Instructions to follow:
Drop all images and give the records again exactly.

>> BEGIN Listing

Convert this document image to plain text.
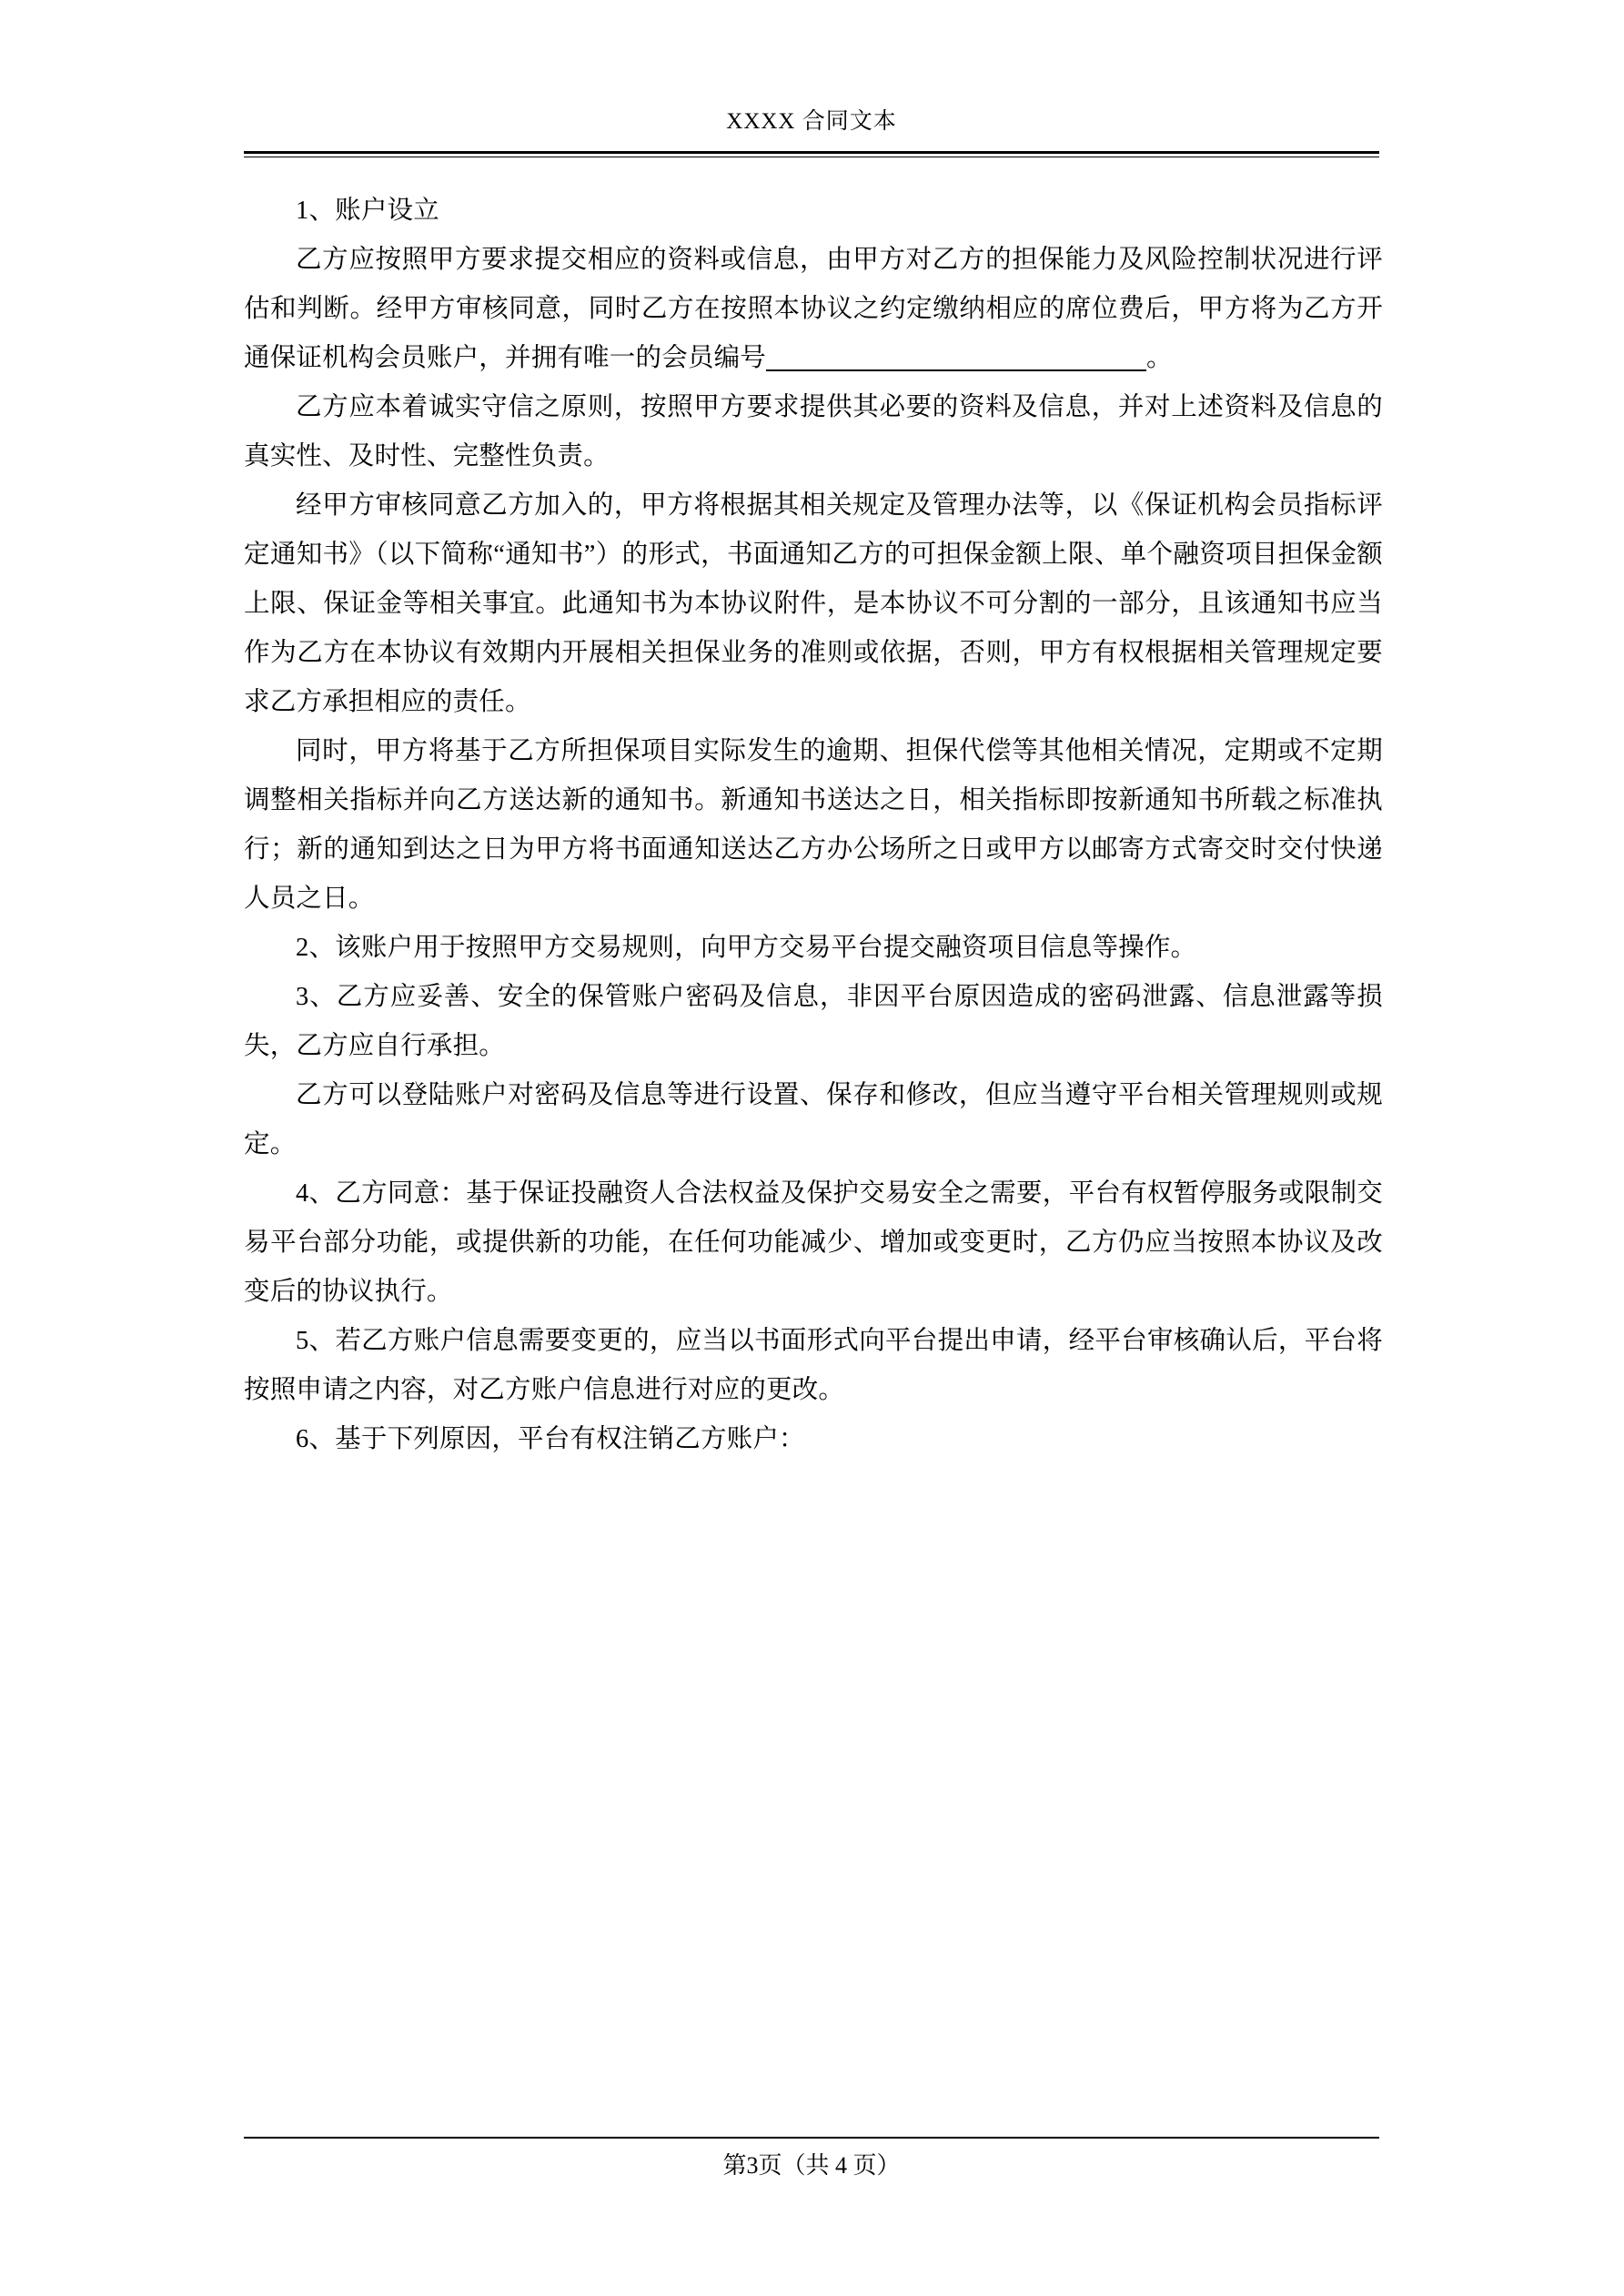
XXXX 合同文本

1、账户设立

乙方应按照甲方要求提交相应的资料或信息，由甲方对乙方的担保能力及风险控制状况进行评估和判断。经甲方审核同意，同时乙方在按照本协议之约定缴纳相应的席位费后，甲方将为乙方开通保证机构会员账户，并拥有唯一的会员编号	。

乙方应本着诚实守信之原则，按照甲方要求提供其必要的资料及信息，并对上述资料及信息的真实性、及时性、完整性负责。

经甲方审核同意乙方加入的，甲方将根据其相关规定及管理办法等，以《保证机构会员指标评定通知书》（以下简称“通知书”）的形式，书面通知乙方的可担保金额上限、单个融资项目担保金额上限、保证金等相关事宜。此通知书为本协议附件，是本协议不可分割的一部分，且该通知书应当作为乙方在本协议有效期内开展相关担保业务的准则或依据，否则，甲方有权根据相关管理规定要求乙方承担相应的责任。

同时，甲方将基于乙方所担保项目实际发生的逾期、担保代偿等其他相关情况，定期或不定期调整相关指标并向乙方送达新的通知书。新通知书送达之日，相关指标即按新通知书所载之标准执行；新的通知到达之日为甲方将书面通知送达乙方办公场所之日或甲方以邮寄方式寄交时交付快递人员之日。

2、该账户用于按照甲方交易规则，向甲方交易平台提交融资项目信息等操作。

3、乙方应妥善、安全的保管账户密码及信息，非因平台原因造成的密码泄露、信息泄露等损失，乙方应自行承担。

乙方可以登陆账户对密码及信息等进行设置、保存和修改，但应当遵守平台相关管理规则或规定。

4、乙方同意：基于保证投融资人合法权益及保护交易安全之需要，平台有权暂停服务或限制交易平台部分功能，或提供新的功能，在任何功能减少、增加或变更时，乙方仍应当按照本协议及改变后的协议执行。

5、若乙方账户信息需要变更的，应当以书面形式向平台提出申请，经平台审核确认后，平台将按照申请之内容，对乙方账户信息进行对应的更改。

6、基于下列原因，平台有权注销乙方账户：

第3页（共 4 页）
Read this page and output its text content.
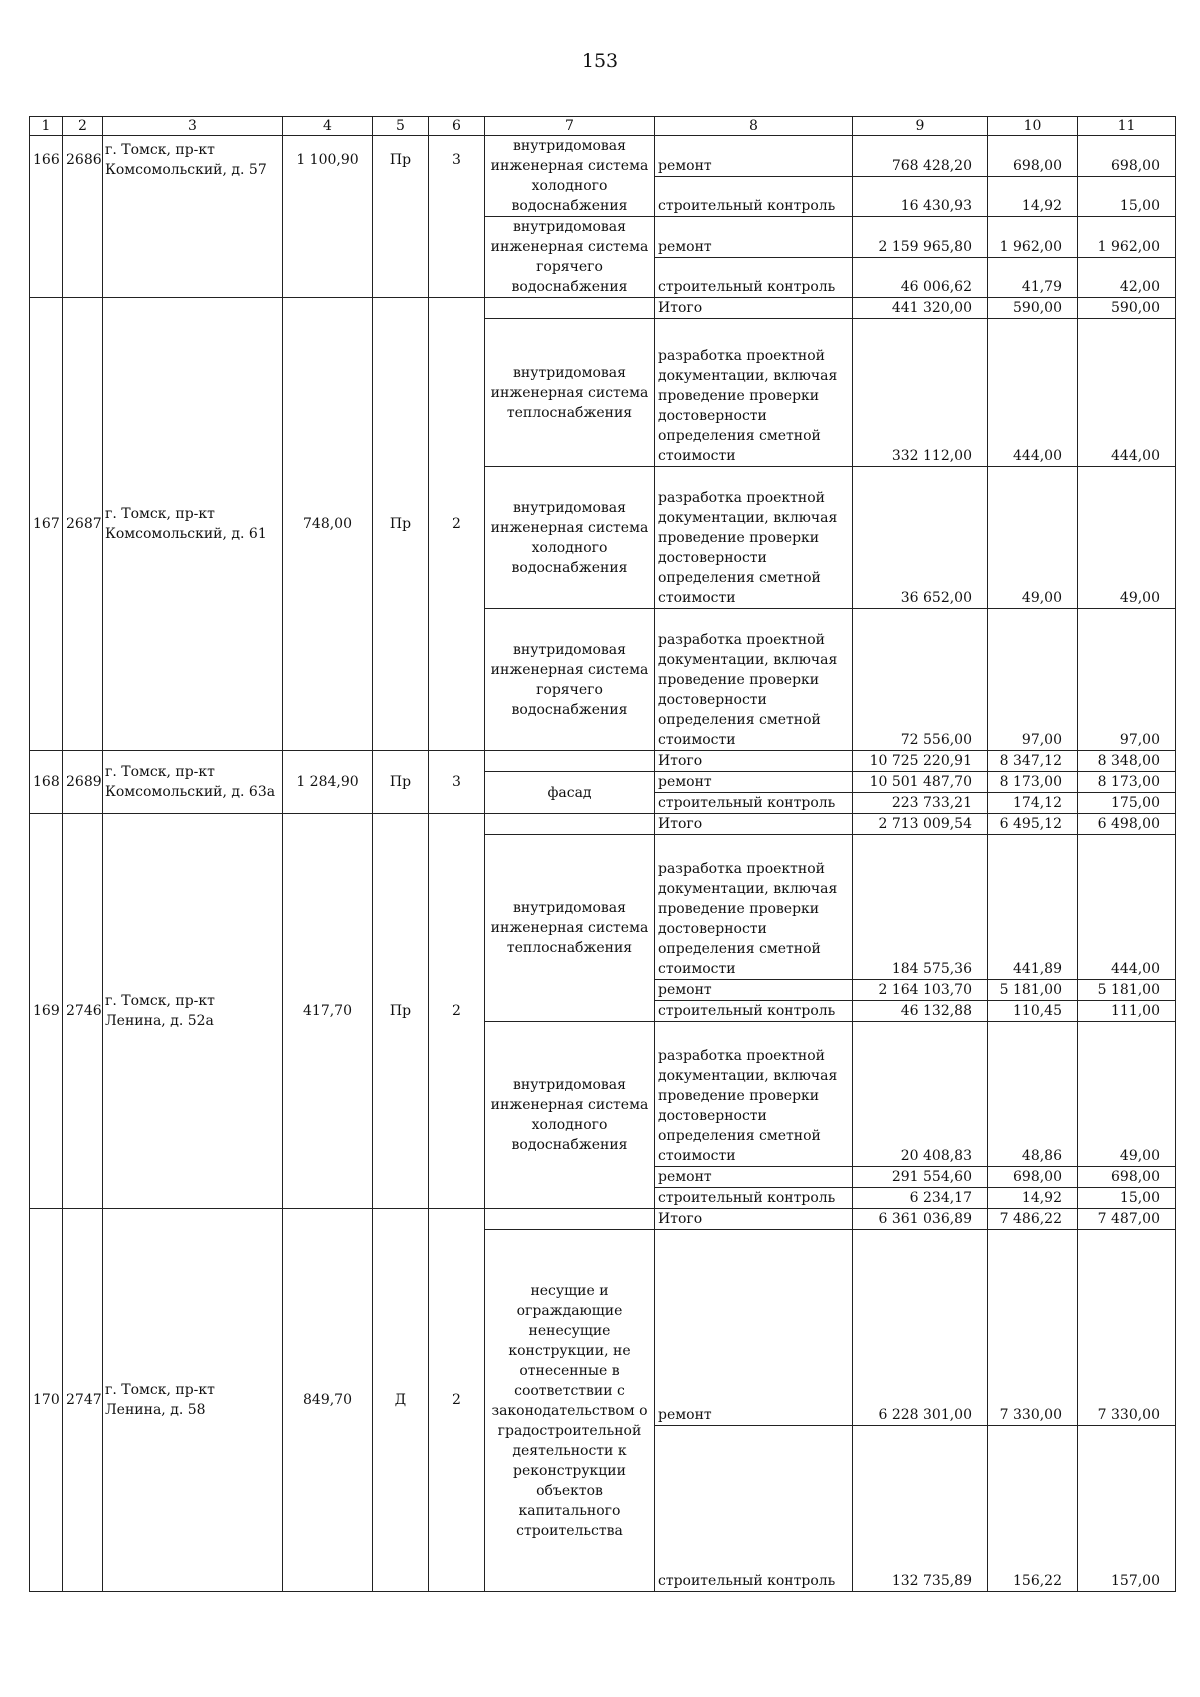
153
1	2	3	4	5	6	7	8	9	10	11
166	2686	г. Томск, пр-кт Комсомольский, д. 57	1 100,90	Пр	3	внутридомовая инженерная система холодного водоснабжения	ремонт	768 428,20	698,00	698,00
							строительный контроль	16 430,93	14,92	15,00
						внутридомовая инженерная система горячего водоснабжения	ремонт	2 159 965,80	1 962,00	1 962,00
							строительный контроль	46 006,62	41,79	42,00
167	2687	г. Томск, пр-кт Комсомольский, д. 61	748,00	Пр	2		Итого	441 320,00	590,00	590,00
						внутридомовая инженерная система теплоснабжения	разработка проектной документации, включая проведение проверки достоверности определения сметной стоимости	332 112,00	444,00	444,00
						внутридомовая инженерная система холодного водоснабжения	разработка проектной документации, включая проведение проверки достоверности определения сметной стоимости	36 652,00	49,00	49,00
						внутридомовая инженерная система горячего водоснабжения	разработка проектной документации, включая проведение проверки достоверности определения сметной стоимости	72 556,00	97,00	97,00
168	2689	г. Томск, пр-кт Комсомольский, д. 63а	1 284,90	Пр	3		Итого	10 725 220,91	8 347,12	8 348,00
						фасад	ремонт	10 501 487,70	8 173,00	8 173,00
							строительный контроль	223 733,21	174,12	175,00
169	2746	г. Томск, пр-кт Ленина, д. 52а	417,70	Пр	2		Итого	2 713 009,54	6 495,12	6 498,00
						внутридомовая инженерная система теплоснабжения	разработка проектной документации, включая проведение проверки достоверности определения сметной стоимости	184 575,36	441,89	444,00
							ремонт	2 164 103,70	5 181,00	5 181,00
							строительный контроль	46 132,88	110,45	111,00
						внутридомовая инженерная система холодного водоснабжения	разработка проектной документации, включая проведение проверки достоверности определения сметной стоимости	20 408,83	48,86	49,00
							ремонт	291 554,60	698,00	698,00
							строительный контроль	6 234,17	14,92	15,00
170	2747	г. Томск, пр-кт Ленина, д. 58	849,70	Д	2		Итого	6 361 036,89	7 486,22	7 487,00
						несущие и ограждающие ненесущие конструкции, не отнесенные в соответствии с законодательством о градостроительной деятельности к реконструкции объектов капитального строительства	ремонт	6 228 301,00	7 330,00	7 330,00
							строительный контроль	132 735,89	156,22	157,00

>> END Listing

Result for this exercise:
Convert this document image to plain text.
XXXX 合同文本

1、账户设立

乙方应按照甲方要求提交相应的资料或信息，由甲方对乙方的担保能力及风险控制状况进行评估和判断。经甲方审核同意，同时乙方在按照本协议之约定缴纳相应的席位费后，甲方将为乙方开通保证机构会员账户，并拥有唯一的会员编号	。

乙方应本着诚实守信之原则，按照甲方要求提供其必要的资料及信息，并对上述资料及信息的真实性、及时性、完整性负责。

经甲方审核同意乙方加入的，甲方将根据其相关规定及管理办法等，以《保证机构会员指标评定通知书》（以下简称“通知书”）的形式，书面通知乙方的可担保金额上限、单个融资项目担保金额上限、保证金等相关事宜。此通知书为本协议附件，是本协议不可分割的一部分，且该通知书应当作为乙方在本协议有效期内开展相关担保业务的准则或依据，否则，甲方有权根据相关管理规定要求乙方承担相应的责任。

同时，甲方将基于乙方所担保项目实际发生的逾期、担保代偿等其他相关情况，定期或不定期调整相关指标并向乙方送达新的通知书。新通知书送达之日，相关指标即按新通知书所载之标准执行；新的通知到达之日为甲方将书面通知送达乙方办公场所之日或甲方以邮寄方式寄交时交付快递人员之日。

2、该账户用于按照甲方交易规则，向甲方交易平台提交融资项目信息等操作。

3、乙方应妥善、安全的保管账户密码及信息，非因平台原因造成的密码泄露、信息泄露等损失，乙方应自行承担。

乙方可以登陆账户对密码及信息等进行设置、保存和修改，但应当遵守平台相关管理规则或规定。

4、乙方同意：基于保证投融资人合法权益及保护交易安全之需要，平台有权暂停服务或限制交易平台部分功能，或提供新的功能，在任何功能减少、增加或变更时，乙方仍应当按照本协议及改变后的协议执行。

5、若乙方账户信息需要变更的，应当以书面形式向平台提出申请，经平台审核确认后，平台将按照申请之内容，对乙方账户信息进行对应的更改。

6、基于下列原因，平台有权注销乙方账户：

第3页（共 4 页）
Read this page and output its text content.
153
1	2	3	4	5	6	7	8	9	10	11
166	2686	г. Томск, пр-кт Комсомольский, д. 57	1 100,90	Пр	3	внутридомовая инженерная система холодного водоснабжения	ремонт	768 428,20	698,00	698,00
							строительный контроль	16 430,93	14,92	15,00
						внутридомовая инженерная система горячего водоснабжения	ремонт	2 159 965,80	1 962,00	1 962,00
							строительный контроль	46 006,62	41,79	42,00
167	2687	г. Томск, пр-кт Комсомольский, д. 61	748,00	Пр	2		Итого	441 320,00	590,00	590,00
						внутридомовая инженерная система теплоснабжения	разработка проектной документации, включая проведение проверки достоверности определения сметной стоимости	332 112,00	444,00	444,00
						внутридомовая инженерная система холодного водоснабжения	разработка проектной документации, включая проведение проверки достоверности определения сметной стоимости	36 652,00	49,00	49,00
						внутридомовая инженерная система горячего водоснабжения	разработка проектной документации, включая проведение проверки достоверности определения сметной стоимости	72 556,00	97,00	97,00
168	2689	г. Томск, пр-кт Комсомольский, д. 63а	1 284,90	Пр	3		Итого	10 725 220,91	8 347,12	8 348,00
						фасад	ремонт	10 501 487,70	8 173,00	8 173,00
							строительный контроль	223 733,21	174,12	175,00
169	2746	г. Томск, пр-кт Ленина, д. 52а	417,70	Пр	2		Итого	2 713 009,54	6 495,12	6 498,00
						внутридомовая инженерная система теплоснабжения	разработка проектной документации, включая проведение проверки достоверности определения сметной стоимости	184 575,36	441,89	444,00
							ремонт	2 164 103,70	5 181,00	5 181,00
							строительный контроль	46 132,88	110,45	111,00
						внутридомовая инженерная система холодного водоснабжения	разработка проектной документации, включая проведение проверки достоверности определения сметной стоимости	20 408,83	48,86	49,00
							ремонт	291 554,60	698,00	698,00
							строительный контроль	6 234,17	14,92	15,00
170	2747	г. Томск, пр-кт Ленина, д. 58	849,70	Д	2		Итого	6 361 036,89	7 486,22	7 487,00
						несущие и ограждающие ненесущие конструкции, не отнесенные в соответствии с законодательством о градостроительной деятельности к реконструкции объектов капитального строительства	ремонт	6 228 301,00	7 330,00	7 330,00
							строительный контроль	132 735,89	156,22	157,00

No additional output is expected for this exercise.